Pick out each line in these entries that contains the string "gouv".

• **Records for the exercise**:
+ + + + + + +

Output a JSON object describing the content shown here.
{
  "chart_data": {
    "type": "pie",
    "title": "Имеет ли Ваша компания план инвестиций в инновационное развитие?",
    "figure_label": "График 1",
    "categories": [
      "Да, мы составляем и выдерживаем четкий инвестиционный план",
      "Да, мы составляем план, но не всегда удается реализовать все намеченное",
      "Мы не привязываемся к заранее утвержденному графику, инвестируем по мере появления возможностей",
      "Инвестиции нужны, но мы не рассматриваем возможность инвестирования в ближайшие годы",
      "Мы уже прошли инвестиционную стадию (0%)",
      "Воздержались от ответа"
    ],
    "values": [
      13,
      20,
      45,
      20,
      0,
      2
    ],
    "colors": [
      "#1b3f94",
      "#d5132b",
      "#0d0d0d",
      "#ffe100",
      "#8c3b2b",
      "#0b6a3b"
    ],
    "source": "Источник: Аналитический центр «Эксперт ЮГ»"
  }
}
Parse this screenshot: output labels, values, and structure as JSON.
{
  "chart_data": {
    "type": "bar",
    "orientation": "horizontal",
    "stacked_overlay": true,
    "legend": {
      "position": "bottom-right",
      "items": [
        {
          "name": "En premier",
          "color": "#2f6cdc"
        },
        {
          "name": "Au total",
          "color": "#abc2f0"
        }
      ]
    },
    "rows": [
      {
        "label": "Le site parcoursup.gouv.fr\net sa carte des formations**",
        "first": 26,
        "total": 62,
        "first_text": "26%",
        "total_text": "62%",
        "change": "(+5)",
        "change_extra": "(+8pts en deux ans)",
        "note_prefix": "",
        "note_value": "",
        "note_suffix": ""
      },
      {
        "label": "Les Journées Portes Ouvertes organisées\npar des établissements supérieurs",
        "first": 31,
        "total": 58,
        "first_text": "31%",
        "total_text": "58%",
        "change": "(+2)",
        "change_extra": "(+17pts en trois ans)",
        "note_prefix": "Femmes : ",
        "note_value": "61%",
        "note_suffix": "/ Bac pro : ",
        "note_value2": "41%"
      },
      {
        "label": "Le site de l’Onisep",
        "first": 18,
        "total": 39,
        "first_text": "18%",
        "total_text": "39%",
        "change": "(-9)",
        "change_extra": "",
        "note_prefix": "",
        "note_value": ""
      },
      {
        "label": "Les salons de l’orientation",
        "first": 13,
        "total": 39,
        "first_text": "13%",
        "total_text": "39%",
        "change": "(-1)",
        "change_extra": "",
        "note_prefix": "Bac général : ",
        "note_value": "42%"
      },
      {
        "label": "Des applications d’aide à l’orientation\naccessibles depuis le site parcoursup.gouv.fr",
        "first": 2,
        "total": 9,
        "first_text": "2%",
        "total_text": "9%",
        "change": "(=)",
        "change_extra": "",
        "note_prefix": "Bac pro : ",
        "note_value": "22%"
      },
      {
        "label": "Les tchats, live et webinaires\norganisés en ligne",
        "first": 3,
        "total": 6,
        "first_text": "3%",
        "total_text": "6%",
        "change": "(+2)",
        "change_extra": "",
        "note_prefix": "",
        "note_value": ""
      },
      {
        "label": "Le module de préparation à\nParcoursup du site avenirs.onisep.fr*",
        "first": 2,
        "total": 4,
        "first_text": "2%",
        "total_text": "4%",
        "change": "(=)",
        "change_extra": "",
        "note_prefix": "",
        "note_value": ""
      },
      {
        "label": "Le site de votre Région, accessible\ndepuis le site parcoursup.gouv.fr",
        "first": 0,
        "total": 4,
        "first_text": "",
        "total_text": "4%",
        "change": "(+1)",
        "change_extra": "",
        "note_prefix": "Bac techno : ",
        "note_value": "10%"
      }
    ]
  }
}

+ + + + + + +

• **Problem solution**:
        "label": "Le site parcoursup.gouv.fr\net sa carte des formations**",
        "label": "Des applications d’aide à l’orientation\naccessibles depuis le site parcoursup.gouv.fr",
        "label": "Le site de votre Région, accessible\ndepuis le site parcoursup.gouv.fr",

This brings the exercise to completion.